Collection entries
--------------------

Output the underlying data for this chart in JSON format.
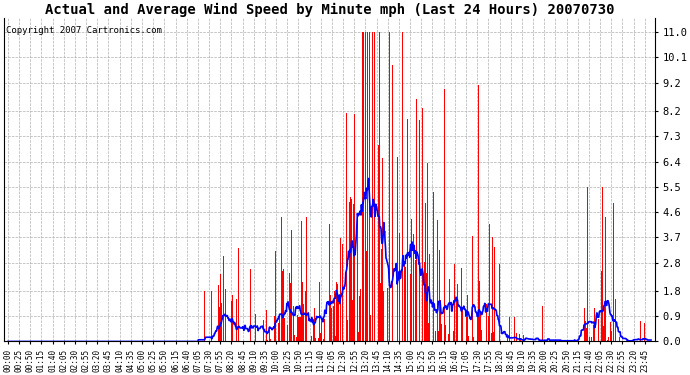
{
  "title": "Actual and Average Wind Speed by Minute mph (Last 24 Hours) 20070730",
  "copyright": "Copyright 2007 Cartronics.com",
  "yticks": [
    0.0,
    0.9,
    1.8,
    2.8,
    3.7,
    4.6,
    5.5,
    6.4,
    7.3,
    8.2,
    9.2,
    10.1,
    11.0
  ],
  "ymin": 0.0,
  "ymax": 11.5,
  "bar_color": "#ff0000",
  "line_color": "#0000ff",
  "bg_color": "#ffffff",
  "grid_color": "#b0b0b0",
  "title_fontsize": 10,
  "copyright_fontsize": 6.5,
  "xtick_fontsize": 5.5,
  "ytick_fontsize": 7.5
}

--------------------

What the exercise asks:
Return the material word for word. Pictures are not part of the copy.

Correct output:
Output the underlying data for this chart in JSON format.
{
  "title": "Actual and Average Wind Speed by Minute mph (Last 24 Hours) 20070730",
  "copyright": "Copyright 2007 Cartronics.com",
  "yticks": [
    0.0,
    0.9,
    1.8,
    2.8,
    3.7,
    4.6,
    5.5,
    6.4,
    7.3,
    8.2,
    9.2,
    10.1,
    11.0
  ],
  "ymin": 0.0,
  "ymax": 11.5,
  "bar_color": "#ff0000",
  "line_color": "#0000ff",
  "bg_color": "#ffffff",
  "grid_color": "#b0b0b0",
  "title_fontsize": 10,
  "copyright_fontsize": 6.5,
  "xtick_fontsize": 5.5,
  "ytick_fontsize": 7.5
}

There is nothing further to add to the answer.